| AIM OF THE EXERCISE |
Print out each record below, unaltered and complete, without its images.

| INPUT FOR THIS TASK |

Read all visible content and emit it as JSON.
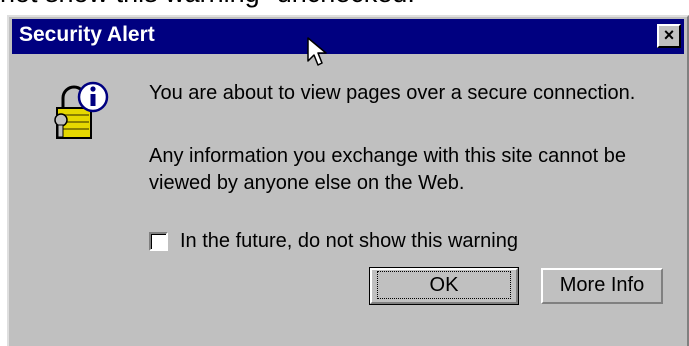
{
  "background_text": "not show this warning\" unchecked.",
  "dialog": {
    "title": "Security Alert",
    "close_label": "×",
    "message_1": "You are about to view pages over a secure connection.",
    "message_2_line_1": "Any information you exchange with this site cannot be",
    "message_2_line_2": "viewed by anyone else on the Web.",
    "checkbox_label": "In the future, do not show this warning",
    "checkbox_checked": false,
    "ok_label": "OK",
    "more_info_label": "More Info"
  },
  "colors": {
    "titlebar": "#000080",
    "face": "#c0c0c0"
  },
  "icons": [
    "lock-info-icon",
    "mouse-cursor-icon",
    "close-icon"
  ]
}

| RESULT |
Read all visible content and emit it as JSON.
{
  "background_text": "not show this warning\" unchecked.",
  "dialog": {
    "title": "Security Alert",
    "close_label": "×",
    "message_1": "You are about to view pages over a secure connection.",
    "message_2_line_1": "Any information you exchange with this site cannot be",
    "message_2_line_2": "viewed by anyone else on the Web.",
    "checkbox_label": "In the future, do not show this warning",
    "checkbox_checked": false,
    "ok_label": "OK",
    "more_info_label": "More Info"
  },
  "colors": {
    "titlebar": "#000080",
    "face": "#c0c0c0"
  },
  "icons": [
    "lock-info-icon",
    "mouse-cursor-icon",
    "close-icon"
  ]
}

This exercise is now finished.